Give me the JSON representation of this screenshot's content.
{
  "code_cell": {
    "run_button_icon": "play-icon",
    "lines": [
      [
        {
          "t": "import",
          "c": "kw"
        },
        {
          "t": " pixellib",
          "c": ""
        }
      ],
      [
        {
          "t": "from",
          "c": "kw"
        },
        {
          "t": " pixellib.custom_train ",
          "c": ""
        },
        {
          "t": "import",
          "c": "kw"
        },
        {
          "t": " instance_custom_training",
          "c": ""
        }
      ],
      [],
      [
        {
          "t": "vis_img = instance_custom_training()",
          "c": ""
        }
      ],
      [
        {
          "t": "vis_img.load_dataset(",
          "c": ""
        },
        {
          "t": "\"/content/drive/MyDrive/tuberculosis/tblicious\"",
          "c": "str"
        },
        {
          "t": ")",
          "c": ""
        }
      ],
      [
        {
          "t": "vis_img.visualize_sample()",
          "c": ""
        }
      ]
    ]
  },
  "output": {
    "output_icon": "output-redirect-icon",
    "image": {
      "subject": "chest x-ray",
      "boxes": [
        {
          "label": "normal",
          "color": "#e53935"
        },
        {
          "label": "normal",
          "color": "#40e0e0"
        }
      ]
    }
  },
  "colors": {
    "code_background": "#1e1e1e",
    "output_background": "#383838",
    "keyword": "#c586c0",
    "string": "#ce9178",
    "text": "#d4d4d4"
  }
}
--------------------
## Work to be completed
Extract every entry in the listing word for word.

## Output for this task
Give me the JSON representation of this screenshot's content.
{
  "code_cell": {
    "run_button_icon": "play-icon",
    "lines": [
      [
        {
          "t": "import",
          "c": "kw"
        },
        {
          "t": " pixellib",
          "c": ""
        }
      ],
      [
        {
          "t": "from",
          "c": "kw"
        },
        {
          "t": " pixellib.custom_train ",
          "c": ""
        },
        {
          "t": "import",
          "c": "kw"
        },
        {
          "t": " instance_custom_training",
          "c": ""
        }
      ],
      [],
      [
        {
          "t": "vis_img = instance_custom_training()",
          "c": ""
        }
      ],
      [
        {
          "t": "vis_img.load_dataset(",
          "c": ""
        },
        {
          "t": "\"/content/drive/MyDrive/tuberculosis/tblicious\"",
          "c": "str"
        },
        {
          "t": ")",
          "c": ""
        }
      ],
      [
        {
          "t": "vis_img.visualize_sample()",
          "c": ""
        }
      ]
    ]
  },
  "output": {
    "output_icon": "output-redirect-icon",
    "image": {
      "subject": "chest x-ray",
      "boxes": [
        {
          "label": "normal",
          "color": "#e53935"
        },
        {
          "label": "normal",
          "color": "#40e0e0"
        }
      ]
    }
  },
  "colors": {
    "code_background": "#1e1e1e",
    "output_background": "#383838",
    "keyword": "#c586c0",
    "string": "#ce9178",
    "text": "#d4d4d4"
  }
}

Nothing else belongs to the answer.